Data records
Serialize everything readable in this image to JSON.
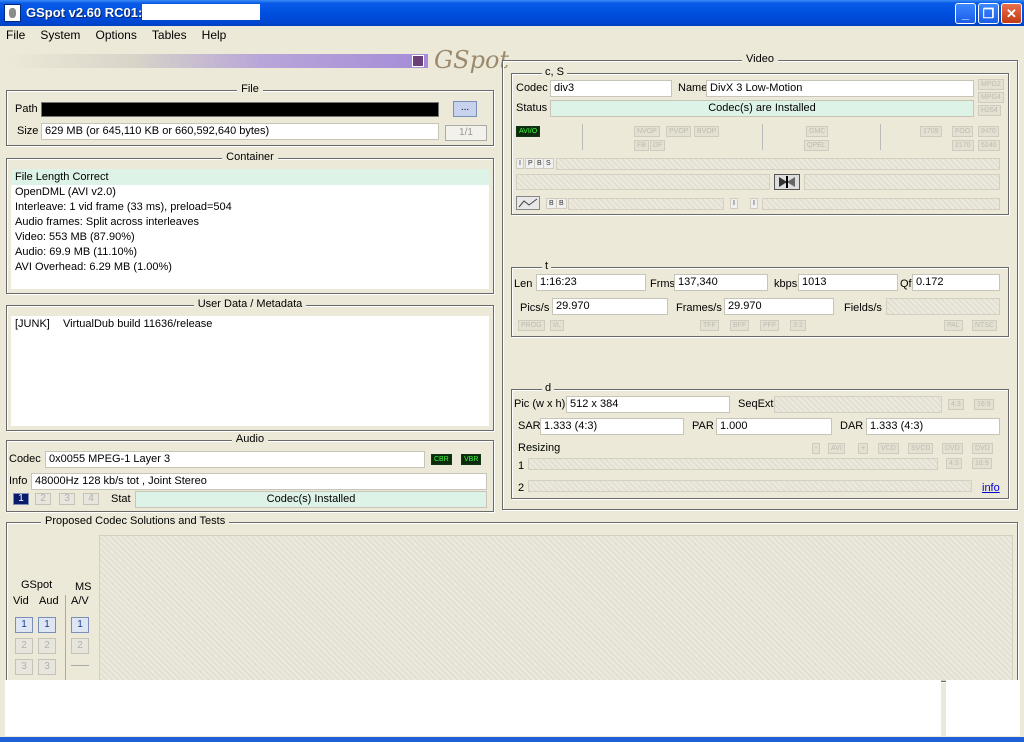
{
  "window": {
    "title": "GSpot v2.60 RC01:",
    "buttons": {
      "minimize": "_",
      "maximize": "❐",
      "close": "✕"
    }
  },
  "menu": [
    "File",
    "System",
    "Options",
    "Tables",
    "Help"
  ],
  "logo": "GSpot",
  "file": {
    "title": "File",
    "path_label": "Path",
    "path_value": "",
    "browse_label": "...",
    "size_label": "Size",
    "size_value": "629 MB (or 645,110 KB or 660,592,640 bytes)",
    "part_label": "1/1"
  },
  "container": {
    "title": "Container",
    "lines": [
      "File Length Correct",
      "OpenDML (AVI v2.0)",
      "Interleave: 1 vid frame (33 ms), preload=504",
      "Audio frames: Split across interleaves",
      "Video: 553 MB (87.90%)",
      "Audio: 69.9 MB (11.10%)",
      "AVI Overhead: 6.29 MB (1.00%)"
    ]
  },
  "userdata": {
    "title": "User Data / Metadata",
    "tag": "[JUNK]",
    "value": "VirtualDub build 11636/release"
  },
  "audio": {
    "title": "Audio",
    "codec_label": "Codec",
    "codec_value": "0x0055 MPEG-1 Layer 3",
    "cbr": "CBR",
    "vbr": "VBR",
    "info_label": "Info",
    "info_value": "48000Hz  128 kb/s tot , Joint Stereo",
    "stream_buttons": [
      "1",
      "2",
      "3",
      "4"
    ],
    "stat_label": "Stat",
    "stat_value": "Codec(s) Installed"
  },
  "video": {
    "title": "Video",
    "cs_title": "c, S",
    "codec_label": "Codec",
    "codec_value": "div3",
    "name_label": "Name",
    "name_value": "DivX 3 Low-Motion",
    "status_label": "Status",
    "status_value": "Codec(s) are Installed",
    "side_chips": [
      "MPG2",
      "MPG4",
      "H264"
    ],
    "avi_chip": "AVI/O",
    "mid_chips": [
      "NVOP",
      "PVOP",
      "BVOP",
      "FB",
      "DF",
      "GMC",
      "QPEL",
      "1709",
      "FOO",
      "IH70",
      "2170",
      "5240"
    ],
    "frame_chips": [
      "I",
      "P",
      "B",
      "S"
    ],
    "t_title": "t",
    "len_label": "Len",
    "len_value": "1:16:23",
    "frms_label": "Frms",
    "frms_value": "137,340",
    "kbps_label": "kbps",
    "kbps_value": "1013",
    "qf_label": "Qf",
    "qf_value": "0.172",
    "pics_label": "Pics/s",
    "pics_value": "29.970",
    "frames_label": "Frames/s",
    "frames_value": "29.970",
    "fields_label": "Fields/s",
    "fields_value": "",
    "scan_chips": [
      "PROG",
      "I/L",
      "TFF",
      "BFF",
      "PFF",
      "3:2",
      "PAL",
      "NTSC"
    ],
    "d_title": "d",
    "pic_label": "Pic (w x h)",
    "pic_value": "512 x 384",
    "seqext_label": "SeqExt",
    "aspect_chips": [
      "4:3",
      "16:9"
    ],
    "sar_label": "SAR",
    "sar_value": "1.333 (4:3)",
    "par_label": "PAR",
    "par_value": "1.000",
    "dar_label": "DAR",
    "dar_value": "1.333 (4:3)",
    "resizing_label": "Resizing",
    "resize_chips": [
      "AVI",
      "VCD",
      "SVCD",
      "DVD",
      "DVD"
    ],
    "row1_label": "1",
    "row2_label": "2",
    "info_link": "info"
  },
  "proposed": {
    "title": "Proposed Codec Solutions and Tests",
    "gspot_label": "GSpot",
    "vid_label": "Vid",
    "aud_label": "Aud",
    "ms_label": "MS",
    "av_label": "A/V",
    "buttons": [
      "1",
      "2",
      "3"
    ]
  }
}
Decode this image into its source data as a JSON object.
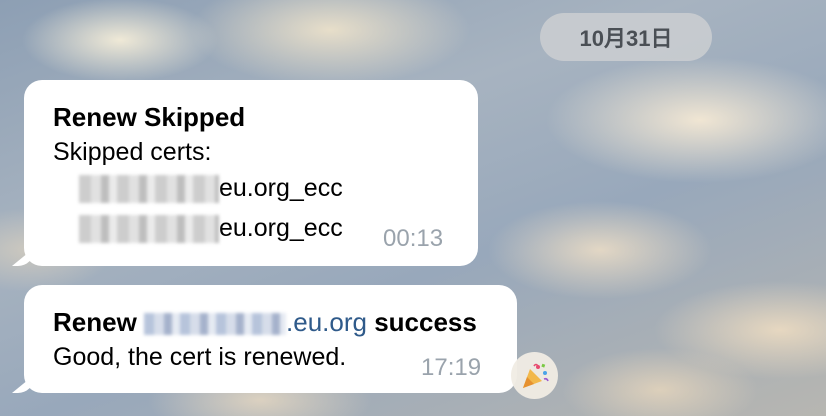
{
  "date_divider": "10月31日",
  "messages": [
    {
      "title": "Renew Skipped",
      "subtitle": "Skipped certs:",
      "cert1_suffix": "eu.org_ecc",
      "cert2_suffix": "eu.org_ecc",
      "time": "00:13"
    },
    {
      "title_prefix": "Renew ",
      "title_domain": ".eu.org",
      "title_suffix": " success",
      "body": "Good, the cert is renewed.",
      "time": "17:19",
      "reaction_icon": "party-popper-icon"
    }
  ]
}
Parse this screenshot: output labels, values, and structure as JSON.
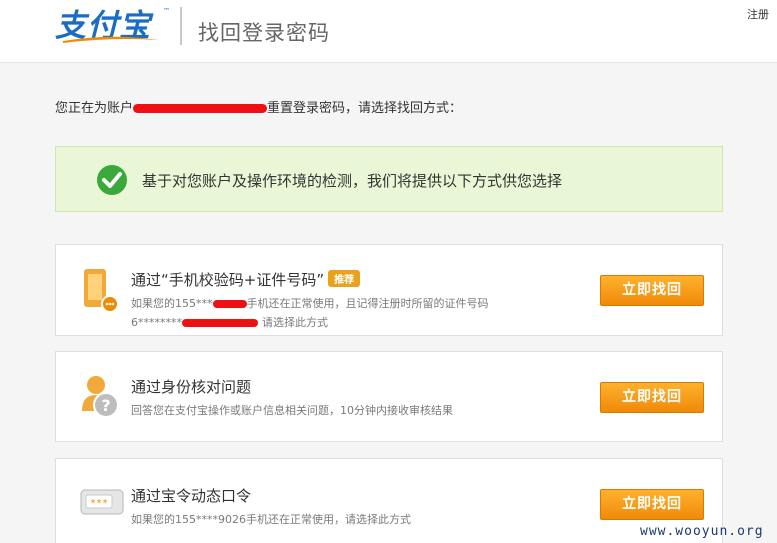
{
  "header": {
    "logo_text": "支付宝",
    "logo_tm": "™",
    "title": "找回登录密码",
    "register_label": "注册"
  },
  "account_line": {
    "prefix": "您正在为账户",
    "suffix": "重置登录密码，请选择找回方式："
  },
  "notice": {
    "text": "基于对您账户及操作环境的检测，我们将提供以下方式供您选择"
  },
  "options": [
    {
      "title": "通过“手机校验码+证件号码”",
      "badge": "推荐",
      "desc_prefix": "如果您的155***",
      "desc_suffix": "手机还在正常使用，且记得注册时所留的证件号码",
      "desc2_prefix": "6********",
      "desc2_suffix": "请选择此方式",
      "button": "立即找回"
    },
    {
      "title": "通过身份核对问题",
      "desc": "回答您在支付宝操作或账户信息相关问题，10分钟内接收审核结果",
      "button": "立即找回"
    },
    {
      "title": "通过宝令动态口令",
      "desc": "如果您的155****9026手机还在正常使用，请选择此方式",
      "button": "立即找回"
    }
  ],
  "watermark": "www.wooyun.org",
  "colors": {
    "brand_blue": "#1a6cc4",
    "button_orange": "#f39a12",
    "notice_bg": "#e9f7d6",
    "check_green": "#3aa83a",
    "redaction_red": "#ee1111"
  }
}
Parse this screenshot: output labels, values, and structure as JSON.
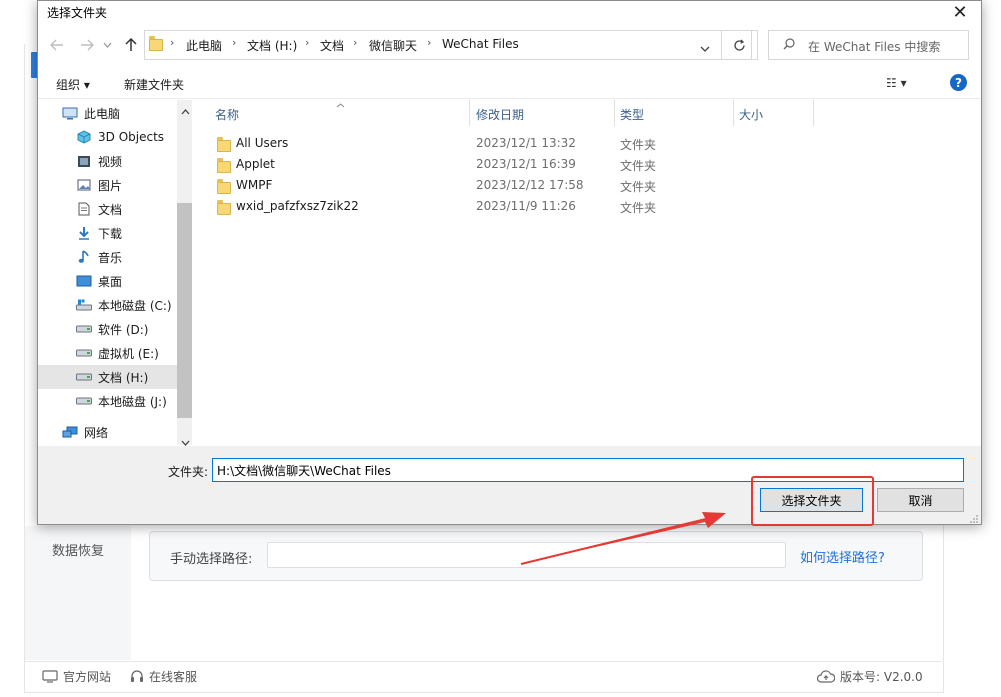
{
  "dialog": {
    "title": "选择文件夹",
    "close_glyph": "✕"
  },
  "address_bar": {
    "crumbs": [
      "此电脑",
      "文档 (H:)",
      "文档",
      "微信聊天",
      "WeChat Files"
    ],
    "search_placeholder": "在 WeChat Files 中搜索"
  },
  "toolbar": {
    "organize_label": "组织 ▾",
    "new_folder_label": "新建文件夹",
    "view_glyph": "☷ ▾",
    "help_glyph": "?"
  },
  "nav_pane": {
    "items": [
      {
        "label": "此电脑",
        "icon": "computer-icon"
      },
      {
        "label": "3D Objects",
        "icon": "cube-icon"
      },
      {
        "label": "视频",
        "icon": "video-icon"
      },
      {
        "label": "图片",
        "icon": "picture-icon"
      },
      {
        "label": "文档",
        "icon": "document-icon"
      },
      {
        "label": "下载",
        "icon": "download-icon"
      },
      {
        "label": "音乐",
        "icon": "music-icon"
      },
      {
        "label": "桌面",
        "icon": "desktop-icon"
      },
      {
        "label": "本地磁盘 (C:)",
        "icon": "system-drive-icon"
      },
      {
        "label": "软件 (D:)",
        "icon": "drive-icon"
      },
      {
        "label": "虚拟机 (E:)",
        "icon": "drive-icon"
      },
      {
        "label": "文档 (H:)",
        "icon": "drive-icon",
        "selected": true
      },
      {
        "label": "本地磁盘 (J:)",
        "icon": "drive-icon"
      },
      {
        "label": "网络",
        "icon": "network-icon"
      }
    ]
  },
  "file_list": {
    "columns": {
      "name": "名称",
      "date": "修改日期",
      "type": "类型",
      "size": "大小"
    },
    "rows": [
      {
        "name": "All Users",
        "date": "2023/12/1 13:32",
        "type": "文件夹"
      },
      {
        "name": "Applet",
        "date": "2023/12/1 16:39",
        "type": "文件夹"
      },
      {
        "name": "WMPF",
        "date": "2023/12/12 17:58",
        "type": "文件夹"
      },
      {
        "name": "wxid_pafzfxsz7zik22",
        "date": "2023/11/9 11:26",
        "type": "文件夹"
      }
    ]
  },
  "bottom": {
    "folder_label": "文件夹:",
    "folder_value": "H:\\文档\\微信聊天\\WeChat Files",
    "select_button": "选择文件夹",
    "cancel_button": "取消"
  },
  "background_app": {
    "sidebar_item": "数据恢复",
    "path_label": "手动选择路径:",
    "help_link": "如何选择路径?",
    "footer": {
      "website": "官方网站",
      "support": "在线客服",
      "version": "版本号: V2.0.0"
    }
  },
  "colors": {
    "accent_blue": "#0078d7",
    "annotation_red": "#e53935",
    "link_blue": "#1f6fde"
  }
}
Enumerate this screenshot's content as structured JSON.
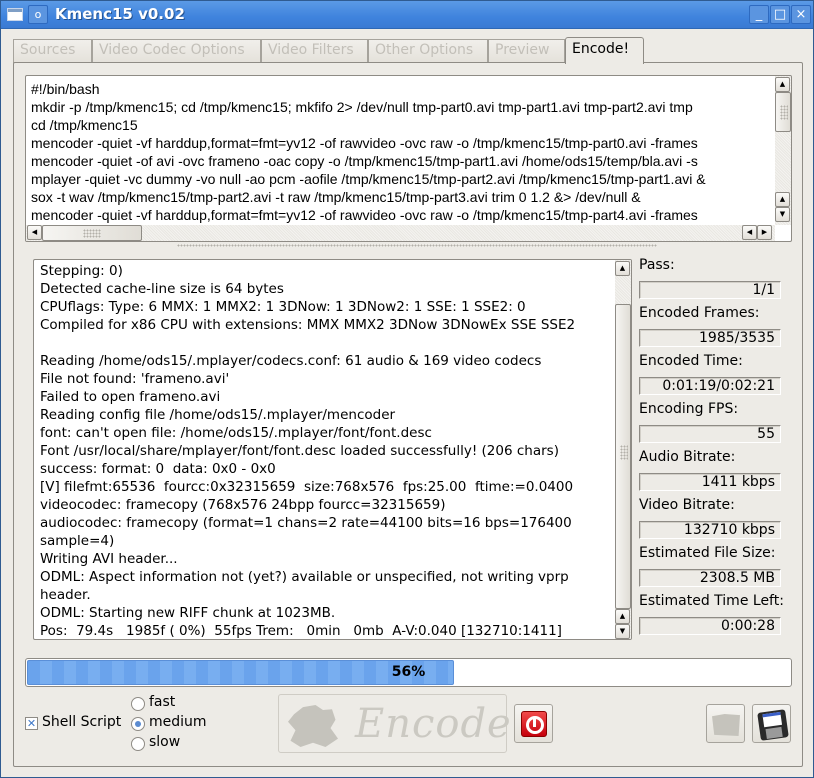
{
  "window": {
    "title": "Kmenc15 v0.02",
    "menu_glyph": "o",
    "minimize_glyph": "_",
    "maximize_glyph": "□",
    "close_glyph": "×"
  },
  "tabs": [
    {
      "label": "Sources",
      "active": false
    },
    {
      "label": "Video Codec Options",
      "active": false
    },
    {
      "label": "Video Filters",
      "active": false
    },
    {
      "label": "Other Options",
      "active": false
    },
    {
      "label": "Preview",
      "active": false
    },
    {
      "label": "Encode!",
      "active": true
    }
  ],
  "script": {
    "lines": [
      "#!/bin/bash",
      "mkdir -p /tmp/kmenc15; cd /tmp/kmenc15; mkfifo 2> /dev/null tmp-part0.avi tmp-part1.avi tmp-part2.avi tmp",
      "cd /tmp/kmenc15",
      "mencoder -quiet -vf harddup,format=fmt=yv12 -of rawvideo -ovc raw -o /tmp/kmenc15/tmp-part0.avi -frames",
      "mencoder -quiet -of avi -ovc frameno -oac copy -o /tmp/kmenc15/tmp-part1.avi /home/ods15/temp/bla.avi -s",
      "mplayer -quiet -vc dummy -vo null -ao pcm -aofile /tmp/kmenc15/tmp-part2.avi /tmp/kmenc15/tmp-part1.avi &",
      "sox -t wav /tmp/kmenc15/tmp-part2.avi -t raw /tmp/kmenc15/tmp-part3.avi trim 0 1.2 &> /dev/null &",
      "mencoder -quiet -vf harddup,format=fmt=yv12 -of rawvideo -ovc raw -o /tmp/kmenc15/tmp-part4.avi -frames"
    ]
  },
  "log": {
    "lines": [
      "Stepping: 0)",
      "Detected cache-line size is 64 bytes",
      "CPUflags: Type: 6 MMX: 1 MMX2: 1 3DNow: 1 3DNow2: 1 SSE: 1 SSE2: 0",
      "Compiled for x86 CPU with extensions: MMX MMX2 3DNow 3DNowEx SSE SSE2",
      "",
      "Reading /home/ods15/.mplayer/codecs.conf: 61 audio & 169 video codecs",
      "File not found: 'frameno.avi'",
      "Failed to open frameno.avi",
      "Reading config file /home/ods15/.mplayer/mencoder",
      "font: can't open file: /home/ods15/.mplayer/font/font.desc",
      "Font /usr/local/share/mplayer/font/font.desc loaded successfully! (206 chars)",
      "success: format: 0  data: 0x0 - 0x0",
      "[V] filefmt:65536  fourcc:0x32315659  size:768x576  fps:25.00  ftime:=0.0400",
      "videocodec: framecopy (768x576 24bpp fourcc=32315659)",
      "audiocodec: framecopy (format=1 chans=2 rate=44100 bits=16 bps=176400",
      "sample=4)",
      "Writing AVI header...",
      "ODML: Aspect information not (yet?) available or unspecified, not writing vprp",
      "header.",
      "ODML: Starting new RIFF chunk at 1023MB.",
      "Pos:  79.4s   1985f ( 0%)  55fps Trem:   0min   0mb  A-V:0.040 [132710:1411]"
    ]
  },
  "stats": [
    {
      "label": "Pass:",
      "value": "1/1"
    },
    {
      "label": "Encoded Frames:",
      "value": "1985/3535"
    },
    {
      "label": "Encoded Time:",
      "value": "0:01:19/0:02:21"
    },
    {
      "label": "Encoding FPS:",
      "value": "55"
    },
    {
      "label": "Audio Bitrate:",
      "value": "1411 kbps"
    },
    {
      "label": "Video Bitrate:",
      "value": "132710 kbps"
    },
    {
      "label": "Estimated File Size:",
      "value": "2308.5 MB"
    },
    {
      "label": "Estimated Time Left:",
      "value": "0:00:28"
    }
  ],
  "progress": {
    "percent": 56,
    "label": "56%"
  },
  "controls": {
    "shell_script_label": "Shell Script",
    "shell_script_checked": true,
    "check_glyph": "✕",
    "speed_options": [
      {
        "label": "fast",
        "checked": false
      },
      {
        "label": "medium",
        "checked": true
      },
      {
        "label": "slow",
        "checked": false
      }
    ],
    "encode_label": "Encode",
    "accent_color": "#6aa3ec",
    "stop_color": "#d9141e"
  }
}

▶ Instructions for the task
Your task is to collect every line above that contains the word "ODML".

▶ Task response
      "ODML: Aspect information not (yet?) available or unspecified, not writing vprp",
      "ODML: Starting new RIFF chunk at 1023MB.",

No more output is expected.